TASK TO CARRY OUT
Every entry below should be printed exactly, without its images.

»»

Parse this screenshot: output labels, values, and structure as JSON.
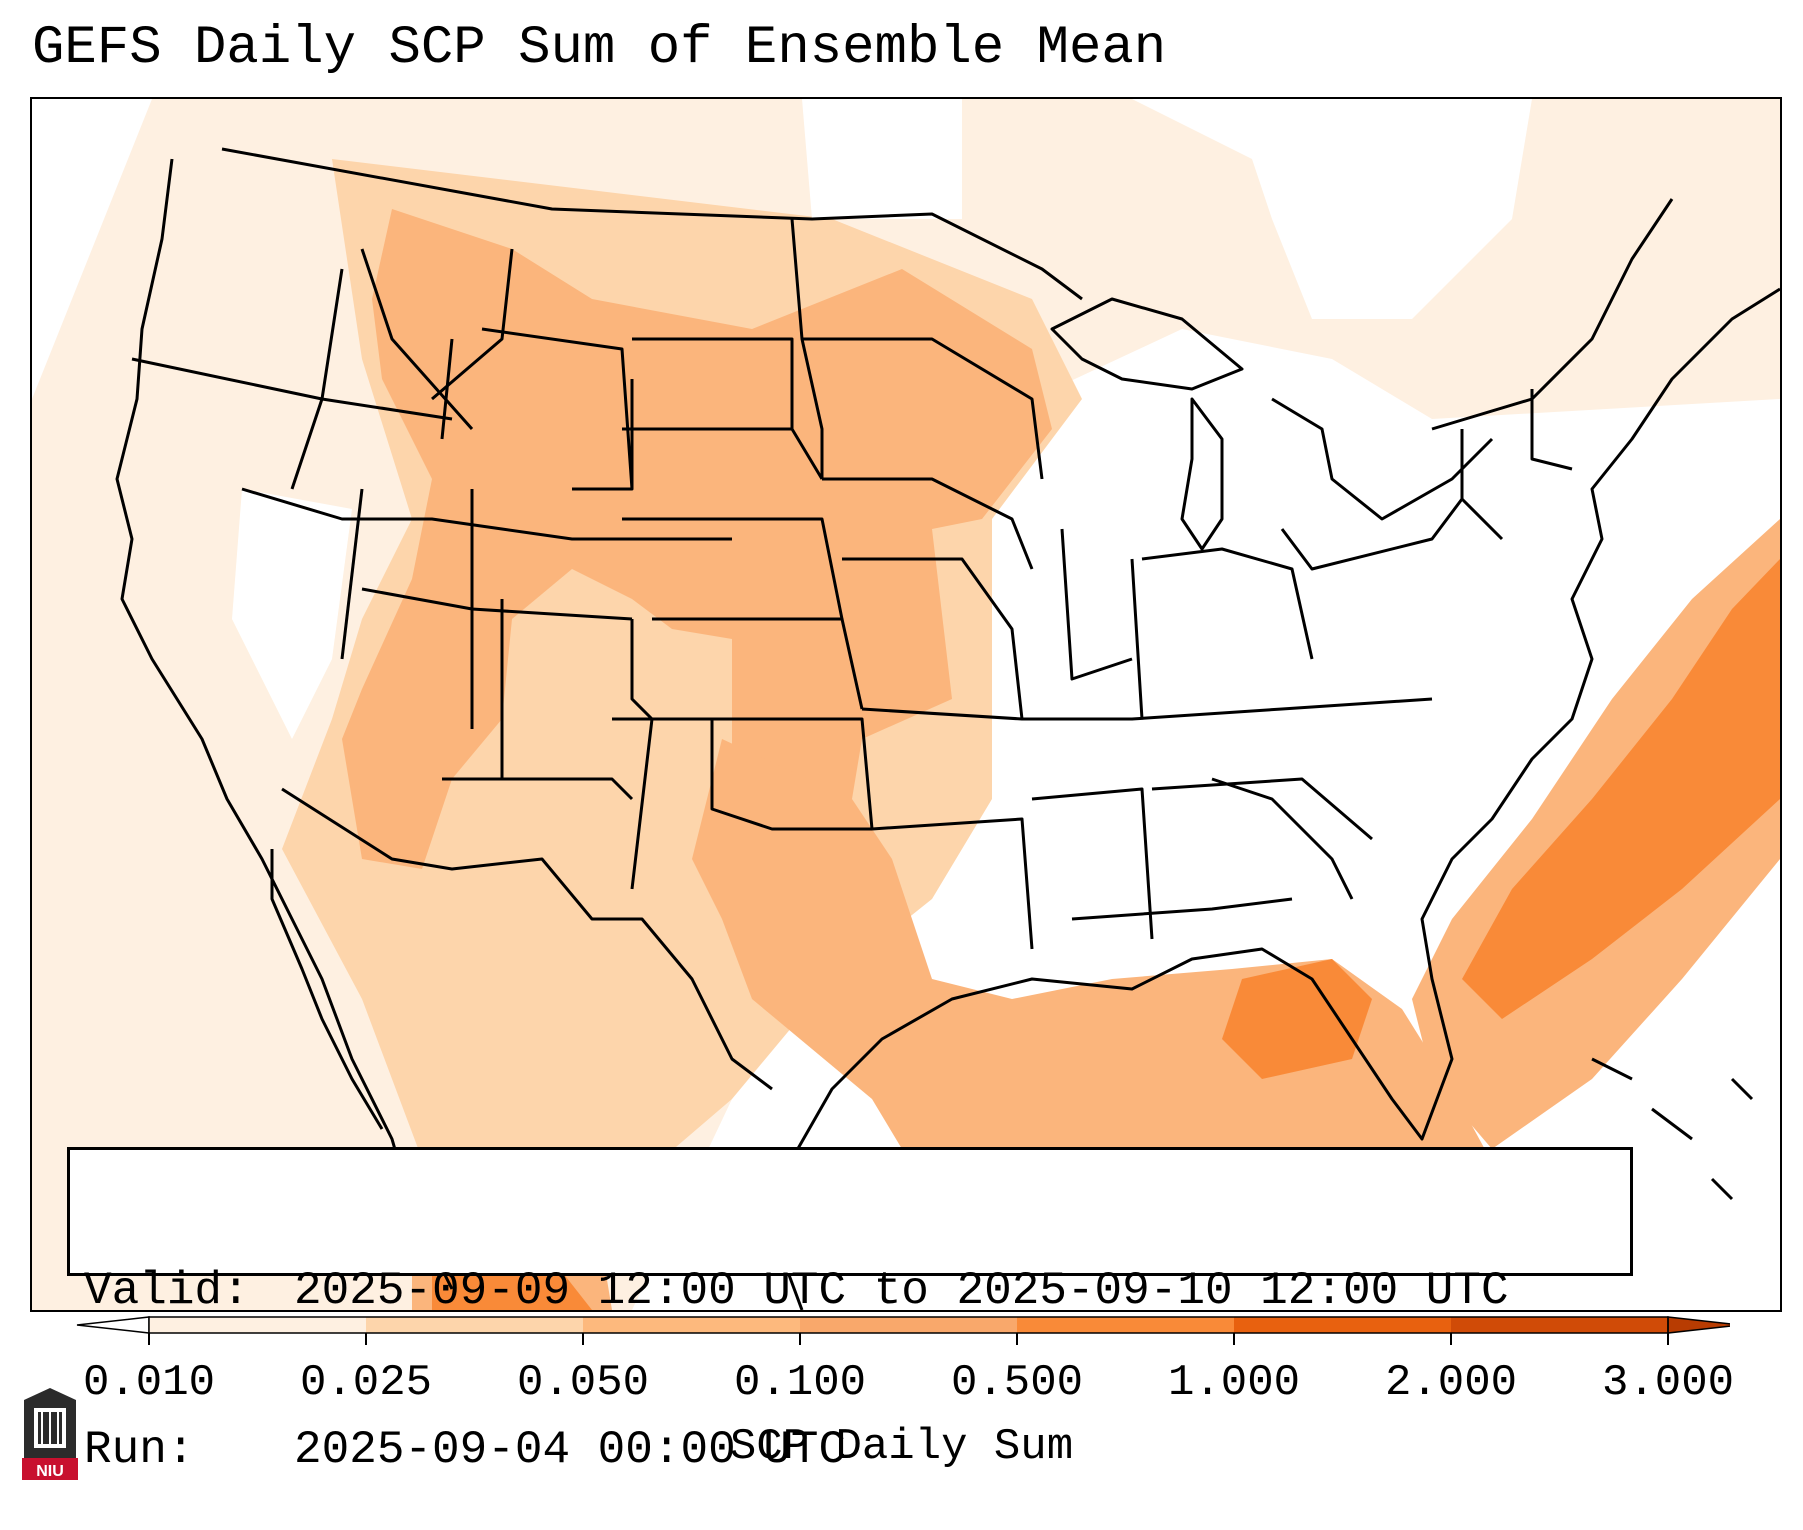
{
  "title": "GEFS Daily SCP Sum of Ensemble Mean",
  "infobox": {
    "valid_label": "Valid:",
    "valid_value": "2025-09-09 12:00 UTC to 2025-09-10 12:00 UTC",
    "run_label": "Run:",
    "run_value": "2025-09-04 00:00 UTC"
  },
  "colorbar": {
    "label": "SCP Daily Sum",
    "ticks": [
      "0.010",
      "0.025",
      "0.050",
      "0.100",
      "0.500",
      "1.000",
      "2.000",
      "3.000"
    ],
    "colors": [
      "#fef0e1",
      "#fdd5ab",
      "#fdb97d",
      "#f9a86b",
      "#f98a38",
      "#e8610f",
      "#d04b07"
    ],
    "extend": "both"
  },
  "field": {
    "categories": [
      "0.010-0.025",
      "0.025-0.050",
      "0.050-0.100",
      "0.100-0.500",
      "0.500-1.000"
    ],
    "regions": [
      {
        "name": "Northern Plains",
        "level": 3
      },
      {
        "name": "Central and Southern High Plains",
        "level": 3
      },
      {
        "name": "Intermountain West",
        "level": 3
      },
      {
        "name": "Texas",
        "level": 3
      },
      {
        "name": "Gulf of Mexico",
        "level": 3
      },
      {
        "name": "Northeastern Gulf of Mexico",
        "level": 4
      },
      {
        "name": "Western Atlantic off Southeast Coast",
        "level": 4
      },
      {
        "name": "Eastern US",
        "level": 0
      }
    ]
  },
  "logo": {
    "text": "NIU",
    "icon": "niu-tower-logo-icon"
  }
}
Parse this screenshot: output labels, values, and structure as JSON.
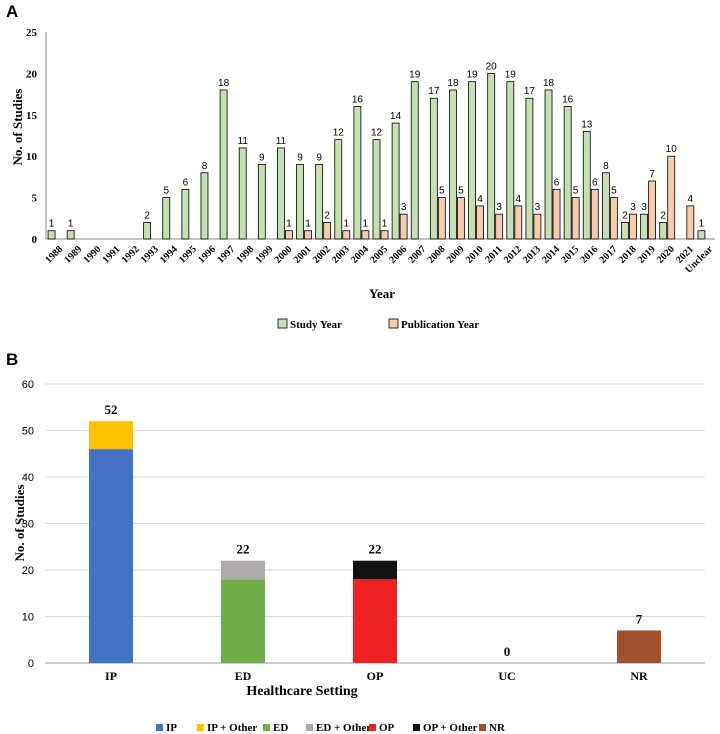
{
  "panels": {
    "a_label": "A",
    "b_label": "B"
  },
  "chart_data": [
    {
      "type": "bar",
      "panel": "A",
      "title": "",
      "xlabel": "Year",
      "ylabel": "No. of Studies",
      "ylim": [
        0,
        25
      ],
      "yticks": [
        0,
        5,
        10,
        15,
        20,
        25
      ],
      "grid": false,
      "legend_position": "bottom",
      "categories": [
        "1988",
        "1989",
        "1990",
        "1991",
        "1992",
        "1993",
        "1994",
        "1995",
        "1996",
        "1997",
        "1998",
        "1999",
        "2000",
        "2001",
        "2002",
        "2003",
        "2004",
        "2005",
        "2006",
        "2007",
        "2008",
        "2009",
        "2010",
        "2011",
        "2012",
        "2013",
        "2014",
        "2015",
        "2016",
        "2017",
        "2018",
        "2019",
        "2020",
        "2021",
        "Unclear"
      ],
      "series": [
        {
          "name": "Study Year",
          "color": "#c6e0b4",
          "values": [
            1,
            1,
            0,
            0,
            0,
            2,
            5,
            6,
            8,
            18,
            11,
            9,
            11,
            9,
            9,
            12,
            16,
            12,
            14,
            19,
            17,
            18,
            19,
            20,
            19,
            17,
            18,
            16,
            13,
            8,
            2,
            3,
            2,
            0,
            1
          ]
        },
        {
          "name": "Publication Year",
          "color": "#f8cbad",
          "values": [
            0,
            0,
            0,
            0,
            0,
            0,
            0,
            0,
            0,
            0,
            0,
            0,
            1,
            1,
            2,
            1,
            1,
            1,
            3,
            0,
            5,
            5,
            4,
            3,
            4,
            3,
            6,
            5,
            6,
            5,
            3,
            7,
            10,
            4,
            0
          ]
        }
      ]
    },
    {
      "type": "bar",
      "stacked": true,
      "panel": "B",
      "title": "",
      "xlabel": "Healthcare Setting",
      "ylabel": "No. of Studies",
      "ylim": [
        0,
        60
      ],
      "yticks": [
        0,
        10,
        20,
        30,
        40,
        50,
        60
      ],
      "grid": true,
      "legend_position": "bottom",
      "categories": [
        "IP",
        "ED",
        "OP",
        "UC",
        "NR"
      ],
      "totals": [
        "52",
        "22",
        "22",
        "0",
        "7"
      ],
      "series": [
        {
          "name": "IP",
          "color": "#4472c4",
          "values": [
            46,
            0,
            0,
            0,
            0
          ]
        },
        {
          "name": "IP + Other",
          "color": "#ffc000",
          "values": [
            6,
            0,
            0,
            0,
            0
          ]
        },
        {
          "name": "ED",
          "color": "#70ad47",
          "values": [
            0,
            18,
            0,
            0,
            0
          ]
        },
        {
          "name": "ED + Other",
          "color": "#afabab",
          "values": [
            0,
            4,
            0,
            0,
            0
          ]
        },
        {
          "name": "OP",
          "color": "#ee2222",
          "values": [
            0,
            0,
            18,
            0,
            0
          ]
        },
        {
          "name": "OP + Other",
          "color": "#111111",
          "values": [
            0,
            0,
            4,
            0,
            0
          ]
        },
        {
          "name": "NR",
          "color": "#a0522d",
          "values": [
            0,
            0,
            0,
            0,
            7
          ]
        }
      ]
    }
  ]
}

««

FINISHED ANSWER
Parse this screenshot: output labels, values, and structure as JSON.
{
  "title": "GEFS Daily SCP Sum of Ensemble Mean",
  "infobox": {
    "valid_label": "Valid:",
    "valid_value": "2025-09-09 12:00 UTC to 2025-09-10 12:00 UTC",
    "run_label": "Run:",
    "run_value": "2025-09-04 00:00 UTC"
  },
  "colorbar": {
    "label": "SCP Daily Sum",
    "ticks": [
      "0.010",
      "0.025",
      "0.050",
      "0.100",
      "0.500",
      "1.000",
      "2.000",
      "3.000"
    ],
    "colors": [
      "#fef0e1",
      "#fdd5ab",
      "#fdb97d",
      "#f9a86b",
      "#f98a38",
      "#e8610f",
      "#d04b07"
    ],
    "extend": "both"
  },
  "field": {
    "categories": [
      "0.010-0.025",
      "0.025-0.050",
      "0.050-0.100",
      "0.100-0.500",
      "0.500-1.000"
    ],
    "regions": [
      {
        "name": "Northern Plains",
        "level": 3
      },
      {
        "name": "Central and Southern High Plains",
        "level": 3
      },
      {
        "name": "Intermountain West",
        "level": 3
      },
      {
        "name": "Texas",
        "level": 3
      },
      {
        "name": "Gulf of Mexico",
        "level": 3
      },
      {
        "name": "Northeastern Gulf of Mexico",
        "level": 4
      },
      {
        "name": "Western Atlantic off Southeast Coast",
        "level": 4
      },
      {
        "name": "Eastern US",
        "level": 0
      }
    ]
  },
  "logo": {
    "text": "NIU",
    "icon": "niu-tower-logo-icon"
  }
}
Parse this screenshot: output labels, values, and structure as JSON.
{
  "panels": {
    "a_label": "A",
    "b_label": "B"
  },
  "chart_data": [
    {
      "type": "bar",
      "panel": "A",
      "title": "",
      "xlabel": "Year",
      "ylabel": "No. of Studies",
      "ylim": [
        0,
        25
      ],
      "yticks": [
        0,
        5,
        10,
        15,
        20,
        25
      ],
      "grid": false,
      "legend_position": "bottom",
      "categories": [
        "1988",
        "1989",
        "1990",
        "1991",
        "1992",
        "1993",
        "1994",
        "1995",
        "1996",
        "1997",
        "1998",
        "1999",
        "2000",
        "2001",
        "2002",
        "2003",
        "2004",
        "2005",
        "2006",
        "2007",
        "2008",
        "2009",
        "2010",
        "2011",
        "2012",
        "2013",
        "2014",
        "2015",
        "2016",
        "2017",
        "2018",
        "2019",
        "2020",
        "2021",
        "Unclear"
      ],
      "series": [
        {
          "name": "Study Year",
          "color": "#c6e0b4",
          "values": [
            1,
            1,
            0,
            0,
            0,
            2,
            5,
            6,
            8,
            18,
            11,
            9,
            11,
            9,
            9,
            12,
            16,
            12,
            14,
            19,
            17,
            18,
            19,
            20,
            19,
            17,
            18,
            16,
            13,
            8,
            2,
            3,
            2,
            0,
            1
          ]
        },
        {
          "name": "Publication Year",
          "color": "#f8cbad",
          "values": [
            0,
            0,
            0,
            0,
            0,
            0,
            0,
            0,
            0,
            0,
            0,
            0,
            1,
            1,
            2,
            1,
            1,
            1,
            3,
            0,
            5,
            5,
            4,
            3,
            4,
            3,
            6,
            5,
            6,
            5,
            3,
            7,
            10,
            4,
            0
          ]
        }
      ]
    },
    {
      "type": "bar",
      "stacked": true,
      "panel": "B",
      "title": "",
      "xlabel": "Healthcare Setting",
      "ylabel": "No. of Studies",
      "ylim": [
        0,
        60
      ],
      "yticks": [
        0,
        10,
        20,
        30,
        40,
        50,
        60
      ],
      "grid": true,
      "legend_position": "bottom",
      "categories": [
        "IP",
        "ED",
        "OP",
        "UC",
        "NR"
      ],
      "totals": [
        "52",
        "22",
        "22",
        "0",
        "7"
      ],
      "series": [
        {
          "name": "IP",
          "color": "#4472c4",
          "values": [
            46,
            0,
            0,
            0,
            0
          ]
        },
        {
          "name": "IP + Other",
          "color": "#ffc000",
          "values": [
            6,
            0,
            0,
            0,
            0
          ]
        },
        {
          "name": "ED",
          "color": "#70ad47",
          "values": [
            0,
            18,
            0,
            0,
            0
          ]
        },
        {
          "name": "ED + Other",
          "color": "#afabab",
          "values": [
            0,
            4,
            0,
            0,
            0
          ]
        },
        {
          "name": "OP",
          "color": "#ee2222",
          "values": [
            0,
            0,
            18,
            0,
            0
          ]
        },
        {
          "name": "OP + Other",
          "color": "#111111",
          "values": [
            0,
            0,
            4,
            0,
            0
          ]
        },
        {
          "name": "NR",
          "color": "#a0522d",
          "values": [
            0,
            0,
            0,
            0,
            7
          ]
        }
      ]
    }
  ]
}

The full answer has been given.